AIM OF THE TASK: Select the lines that contain "axis" and copy each of them.
# SUPPLIED MATERIAL start
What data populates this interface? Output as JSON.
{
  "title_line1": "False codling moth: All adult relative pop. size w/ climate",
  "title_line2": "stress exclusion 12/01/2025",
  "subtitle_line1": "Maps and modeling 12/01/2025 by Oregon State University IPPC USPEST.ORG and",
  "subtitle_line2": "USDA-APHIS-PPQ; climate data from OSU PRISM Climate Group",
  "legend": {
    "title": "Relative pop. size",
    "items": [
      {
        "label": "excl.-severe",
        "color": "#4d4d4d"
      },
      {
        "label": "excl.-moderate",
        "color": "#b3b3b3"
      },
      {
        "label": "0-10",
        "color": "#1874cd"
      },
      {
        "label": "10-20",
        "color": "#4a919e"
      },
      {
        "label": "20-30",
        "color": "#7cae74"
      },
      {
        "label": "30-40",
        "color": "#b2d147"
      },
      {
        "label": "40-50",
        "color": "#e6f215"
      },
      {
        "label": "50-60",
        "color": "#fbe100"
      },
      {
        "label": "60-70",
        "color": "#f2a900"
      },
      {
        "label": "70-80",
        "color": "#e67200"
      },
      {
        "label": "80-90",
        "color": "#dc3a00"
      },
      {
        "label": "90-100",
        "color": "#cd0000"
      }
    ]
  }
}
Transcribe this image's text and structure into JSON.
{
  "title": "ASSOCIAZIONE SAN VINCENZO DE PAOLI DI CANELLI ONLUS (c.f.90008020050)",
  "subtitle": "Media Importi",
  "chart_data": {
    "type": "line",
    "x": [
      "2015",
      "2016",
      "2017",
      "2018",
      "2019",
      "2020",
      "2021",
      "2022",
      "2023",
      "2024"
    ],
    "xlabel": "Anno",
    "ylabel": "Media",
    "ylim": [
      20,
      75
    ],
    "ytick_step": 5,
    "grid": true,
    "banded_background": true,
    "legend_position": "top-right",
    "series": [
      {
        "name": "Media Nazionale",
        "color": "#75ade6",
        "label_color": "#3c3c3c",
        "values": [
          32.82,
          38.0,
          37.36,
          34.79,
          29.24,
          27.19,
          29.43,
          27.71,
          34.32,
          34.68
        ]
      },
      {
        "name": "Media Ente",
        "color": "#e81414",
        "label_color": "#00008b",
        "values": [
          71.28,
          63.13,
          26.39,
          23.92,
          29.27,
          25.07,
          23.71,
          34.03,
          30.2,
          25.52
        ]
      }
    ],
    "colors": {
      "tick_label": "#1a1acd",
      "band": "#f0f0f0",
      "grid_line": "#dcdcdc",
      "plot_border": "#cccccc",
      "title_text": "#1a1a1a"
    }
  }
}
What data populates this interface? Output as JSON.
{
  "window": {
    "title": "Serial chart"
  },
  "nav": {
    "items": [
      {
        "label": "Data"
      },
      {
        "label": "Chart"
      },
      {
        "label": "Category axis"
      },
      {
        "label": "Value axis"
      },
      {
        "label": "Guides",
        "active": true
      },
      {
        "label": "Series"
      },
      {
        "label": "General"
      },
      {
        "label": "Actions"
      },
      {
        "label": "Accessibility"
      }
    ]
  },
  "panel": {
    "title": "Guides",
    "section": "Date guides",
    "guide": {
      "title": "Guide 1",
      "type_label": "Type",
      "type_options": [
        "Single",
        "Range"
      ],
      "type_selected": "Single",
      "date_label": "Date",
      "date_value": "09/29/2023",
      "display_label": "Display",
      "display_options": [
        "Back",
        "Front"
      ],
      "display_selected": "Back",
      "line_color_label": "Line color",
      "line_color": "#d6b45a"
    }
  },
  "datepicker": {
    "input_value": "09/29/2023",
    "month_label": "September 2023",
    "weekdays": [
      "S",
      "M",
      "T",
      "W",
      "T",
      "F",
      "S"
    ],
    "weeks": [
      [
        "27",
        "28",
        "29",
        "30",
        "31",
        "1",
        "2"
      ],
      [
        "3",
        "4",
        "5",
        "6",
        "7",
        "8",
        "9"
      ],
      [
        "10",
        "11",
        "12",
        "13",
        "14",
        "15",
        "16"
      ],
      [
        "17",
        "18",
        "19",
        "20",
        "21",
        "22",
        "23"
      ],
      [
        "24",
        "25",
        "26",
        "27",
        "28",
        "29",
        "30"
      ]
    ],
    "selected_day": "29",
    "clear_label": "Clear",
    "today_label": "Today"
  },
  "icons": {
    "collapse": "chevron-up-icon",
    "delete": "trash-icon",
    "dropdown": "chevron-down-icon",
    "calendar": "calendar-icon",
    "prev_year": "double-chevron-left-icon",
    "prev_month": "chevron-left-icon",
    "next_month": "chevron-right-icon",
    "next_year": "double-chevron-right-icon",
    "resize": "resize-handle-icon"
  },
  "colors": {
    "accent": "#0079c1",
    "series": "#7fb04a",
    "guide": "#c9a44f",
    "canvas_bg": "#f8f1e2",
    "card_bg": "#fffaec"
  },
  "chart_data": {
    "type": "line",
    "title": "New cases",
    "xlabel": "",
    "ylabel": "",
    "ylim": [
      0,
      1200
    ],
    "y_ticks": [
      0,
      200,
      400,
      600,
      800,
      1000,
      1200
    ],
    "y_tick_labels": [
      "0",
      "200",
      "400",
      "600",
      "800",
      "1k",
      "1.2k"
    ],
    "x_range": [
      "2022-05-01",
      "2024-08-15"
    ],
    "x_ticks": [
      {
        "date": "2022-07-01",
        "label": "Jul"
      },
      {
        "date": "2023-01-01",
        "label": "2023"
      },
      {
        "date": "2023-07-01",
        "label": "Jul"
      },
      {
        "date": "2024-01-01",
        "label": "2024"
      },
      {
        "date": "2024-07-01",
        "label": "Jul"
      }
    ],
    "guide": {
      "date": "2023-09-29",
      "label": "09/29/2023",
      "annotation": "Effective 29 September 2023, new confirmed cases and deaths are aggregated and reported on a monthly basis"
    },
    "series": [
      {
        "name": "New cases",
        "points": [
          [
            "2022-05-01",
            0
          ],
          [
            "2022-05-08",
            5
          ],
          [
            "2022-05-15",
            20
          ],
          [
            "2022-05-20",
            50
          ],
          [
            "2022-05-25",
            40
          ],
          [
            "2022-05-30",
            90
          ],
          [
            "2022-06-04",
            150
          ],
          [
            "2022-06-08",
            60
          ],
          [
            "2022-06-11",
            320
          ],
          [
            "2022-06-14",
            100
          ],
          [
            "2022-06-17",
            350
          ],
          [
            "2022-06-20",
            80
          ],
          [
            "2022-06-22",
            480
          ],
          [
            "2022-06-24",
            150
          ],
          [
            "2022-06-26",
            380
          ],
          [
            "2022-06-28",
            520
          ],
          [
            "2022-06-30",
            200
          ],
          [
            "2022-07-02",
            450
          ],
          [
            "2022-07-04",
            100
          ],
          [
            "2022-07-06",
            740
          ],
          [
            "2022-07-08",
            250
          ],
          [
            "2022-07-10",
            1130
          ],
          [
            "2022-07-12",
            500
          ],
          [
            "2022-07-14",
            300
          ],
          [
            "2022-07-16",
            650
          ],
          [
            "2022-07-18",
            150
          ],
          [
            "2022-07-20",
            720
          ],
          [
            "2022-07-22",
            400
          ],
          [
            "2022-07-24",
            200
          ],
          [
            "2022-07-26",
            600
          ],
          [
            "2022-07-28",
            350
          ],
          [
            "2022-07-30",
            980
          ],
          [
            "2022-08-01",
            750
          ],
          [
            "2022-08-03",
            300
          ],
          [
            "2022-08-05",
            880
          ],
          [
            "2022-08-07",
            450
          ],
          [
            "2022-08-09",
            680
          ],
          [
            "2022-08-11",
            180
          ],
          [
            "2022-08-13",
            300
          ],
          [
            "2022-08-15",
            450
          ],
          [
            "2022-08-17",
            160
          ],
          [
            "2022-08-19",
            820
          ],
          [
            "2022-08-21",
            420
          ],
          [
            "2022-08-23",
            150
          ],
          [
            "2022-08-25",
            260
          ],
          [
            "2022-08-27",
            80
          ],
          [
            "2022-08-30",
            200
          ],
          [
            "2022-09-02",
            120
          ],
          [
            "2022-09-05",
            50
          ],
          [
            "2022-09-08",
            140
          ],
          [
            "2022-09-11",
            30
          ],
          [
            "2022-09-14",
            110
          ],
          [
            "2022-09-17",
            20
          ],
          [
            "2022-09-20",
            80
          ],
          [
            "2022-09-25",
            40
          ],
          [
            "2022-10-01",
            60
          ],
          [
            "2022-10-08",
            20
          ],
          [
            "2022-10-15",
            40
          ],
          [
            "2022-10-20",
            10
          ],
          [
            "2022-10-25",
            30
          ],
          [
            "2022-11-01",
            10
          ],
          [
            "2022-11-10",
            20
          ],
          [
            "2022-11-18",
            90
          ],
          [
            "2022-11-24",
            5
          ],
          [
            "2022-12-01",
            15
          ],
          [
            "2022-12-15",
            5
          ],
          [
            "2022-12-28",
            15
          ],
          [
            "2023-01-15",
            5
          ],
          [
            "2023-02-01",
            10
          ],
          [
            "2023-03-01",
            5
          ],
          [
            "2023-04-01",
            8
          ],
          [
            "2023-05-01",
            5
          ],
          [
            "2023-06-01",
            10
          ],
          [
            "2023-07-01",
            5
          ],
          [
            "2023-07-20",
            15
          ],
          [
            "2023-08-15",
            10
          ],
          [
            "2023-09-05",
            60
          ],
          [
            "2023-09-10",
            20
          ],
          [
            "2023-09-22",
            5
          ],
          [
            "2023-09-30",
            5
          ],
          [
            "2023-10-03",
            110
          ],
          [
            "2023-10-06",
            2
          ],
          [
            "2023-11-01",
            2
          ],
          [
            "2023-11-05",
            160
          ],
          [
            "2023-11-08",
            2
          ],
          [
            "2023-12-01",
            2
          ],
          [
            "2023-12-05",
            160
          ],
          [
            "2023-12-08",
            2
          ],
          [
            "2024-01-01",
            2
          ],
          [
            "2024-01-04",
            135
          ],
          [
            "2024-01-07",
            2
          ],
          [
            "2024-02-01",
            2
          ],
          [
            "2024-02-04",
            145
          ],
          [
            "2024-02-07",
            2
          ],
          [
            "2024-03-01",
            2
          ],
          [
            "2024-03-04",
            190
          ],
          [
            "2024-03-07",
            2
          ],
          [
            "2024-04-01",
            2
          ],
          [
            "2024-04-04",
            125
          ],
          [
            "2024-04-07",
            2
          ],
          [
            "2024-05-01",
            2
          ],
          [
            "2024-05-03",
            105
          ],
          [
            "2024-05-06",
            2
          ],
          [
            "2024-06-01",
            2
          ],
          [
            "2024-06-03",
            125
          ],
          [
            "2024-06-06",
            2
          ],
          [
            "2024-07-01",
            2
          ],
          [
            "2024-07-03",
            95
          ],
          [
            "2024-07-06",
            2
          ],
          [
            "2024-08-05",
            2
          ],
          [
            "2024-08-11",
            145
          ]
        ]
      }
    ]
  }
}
# SUPPLIED MATERIAL end
TASK RESPONSE:
        "label": "Category axis"
        "label": "Value axis"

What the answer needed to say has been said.